### Task description
Go through the data below. List every line that holds the word "形成了多样化的生境".

### Data listing

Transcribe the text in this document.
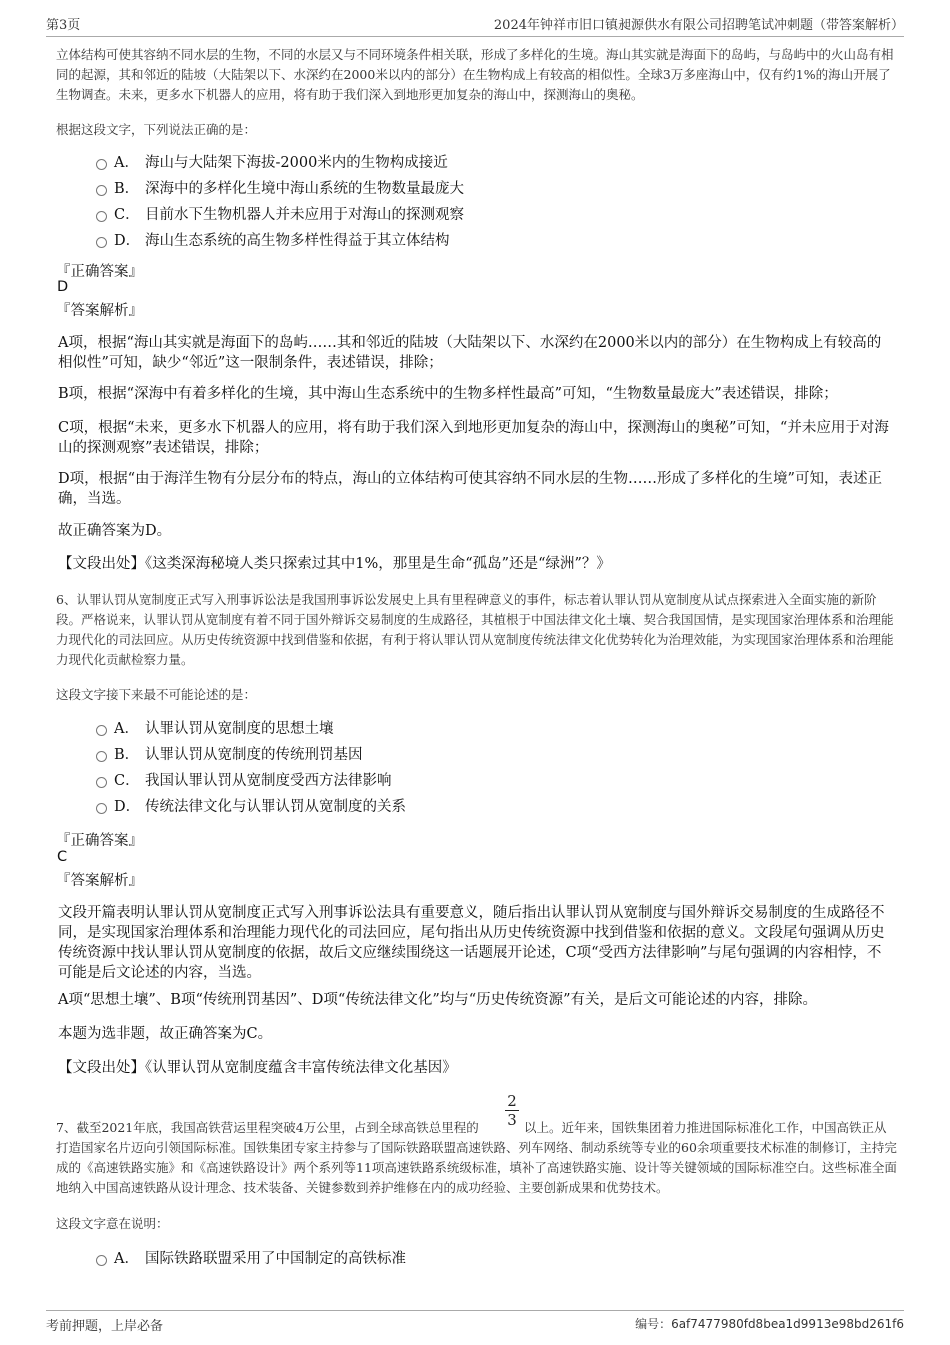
第3页	2024年钟祥市旧口镇昶源供水有限公司招聘笔试冲刺题（带答案解析）
立体结构可使其容纳不同水层的生物，不同的水层又与不同环境条件相关联，形成了多样化的生境。海山其实就是海面下的岛屿，与岛屿中的火山岛有相同的起源，其和邻近的陆坡（大陆架以下、水深约在2000米以内的部分）在生物构成上有较高的相似性。全球3万多座海山中，仅有约1%的海山开展了生物调查。未来，更多水下机器人的应用，将有助于我们深入到地形更加复杂的海山中，探测海山的奥秘。
根据这段文字，下列说法正确的是：
A． 海山与大陆架下海拔-2000米内的生物构成接近
B． 深海中的多样化生境中海山系统的生物数量最庞大
C． 目前水下生物机器人并未应用于对海山的探测观察
D． 海山生态系统的高生物多样性得益于其立体结构
『正确答案』
D
『答案解析』
A项，根据“海山其实就是海面下的岛屿……其和邻近的陆坡（大陆架以下、水深约在2000米以内的部分）在生物构成上有较高的相似性”可知，缺少“邻近”这一限制条件，表述错误，排除；
B项，根据“深海中有着多样化的生境，其中海山生态系统中的生物多样性最高”可知，“生物数量最庞大”表述错误，排除；
C项，根据“未来，更多水下机器人的应用，将有助于我们深入到地形更加复杂的海山中，探测海山的奥秘”可知，“并未应用于对海山的探测观察”表述错误，排除；
D项，根据“由于海洋生物有分层分布的特点，海山的立体结构可使其容纳不同水层的生物……形成了多样化的生境”可知，表述正确，当选。
故正确答案为D。
【文段出处】《这类深海秘境人类只探索过其中1%，那里是生命“孤岛”还是“绿洲”？》
6、认罪认罚从宽制度正式写入刑事诉讼法是我国刑事诉讼发展史上具有里程碑意义的事件，标志着认罪认罚从宽制度从试点探索进入全面实施的新阶段。严格说来，认罪认罚从宽制度有着不同于国外辩诉交易制度的生成路径，其植根于中国法律文化土壤、契合我国国情，是实现国家治理体系和治理能力现代化的司法回应。从历史传统资源中找到借鉴和依据，有利于将认罪认罚从宽制度传统法律文化优势转化为治理效能，为实现国家治理体系和治理能力现代化贡献检察力量。
这段文字接下来最不可能论述的是：
A． 认罪认罚从宽制度的思想土壤
B． 认罪认罚从宽制度的传统刑罚基因
C． 我国认罪认罚从宽制度受西方法律影响
D． 传统法律文化与认罪认罚从宽制度的关系
『正确答案』
C
『答案解析』
文段开篇表明认罪认罚从宽制度正式写入刑事诉讼法具有重要意义，随后指出认罪认罚从宽制度与国外辩诉交易制度的生成路径不同，是实现国家治理体系和治理能力现代化的司法回应，尾句指出从历史传统资源中找到借鉴和依据的意义。文段尾句强调从历史传统资源中找认罪认罚从宽制度的依据，故后文应继续围绕这一话题展开论述，C项“受西方法律影响”与尾句强调的内容相悖，不可能是后文论述的内容，当选。
A项“思想土壤”、B项“传统刑罚基因”、D项“传统法律文化”均与“历史传统资源”有关，是后文可能论述的内容，排除。
本题为选非题，故正确答案为C。
【文段出处】《认罪认罚从宽制度蕴含丰富传统法律文化基因》
7、截至2021年底，我国高铁营运里程突破4万公里，占到全球高铁总里程的
2
3 以上。近年来，国铁集团着力推进国际标准化工作，中国高铁正从打造国家名片迈向引领国际标准。国铁集团专家主持参与了国际铁路联盟高速铁路、列车网络、制动系统等专业的60余项重要技术标准的制修订，主持完成的《高速铁路实施》和《高速铁路设计》两个系列等11项高速铁路系统级标准，填补了高速铁路实施、设计等关键领域的国际标准空白。这些标准全面地纳入中国高速铁路从设计理念、技术装备、关键参数到养护维修在内的成功经验、主要创新成果和优势技术。
这段文字意在说明：
A． 国际铁路联盟采用了中国制定的高铁标准
考前押题，上岸必备	编号：6af7477980fd8bea1d9913e98bd261f6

### The result
立体结构可使其容纳不同水层的生物，不同的水层又与不同环境条件相关联，形成了多样化的生境。海山其实就是海面下的岛屿，与岛屿中的火山岛有相同的起源，其和邻近的陆坡（大陆架以下、水深约在2000米以内的部分）在生物构成上有较高的相似性。全球3万多座海山中，仅有约1%的海山开展了生物调查。未来，更多水下机器人的应用，将有助于我们深入到地形更加复杂的海山中，探测海山的奥秘。
D项，根据“由于海洋生物有分层分布的特点，海山的立体结构可使其容纳不同水层的生物……形成了多样化的生境”可知，表述正确，当选。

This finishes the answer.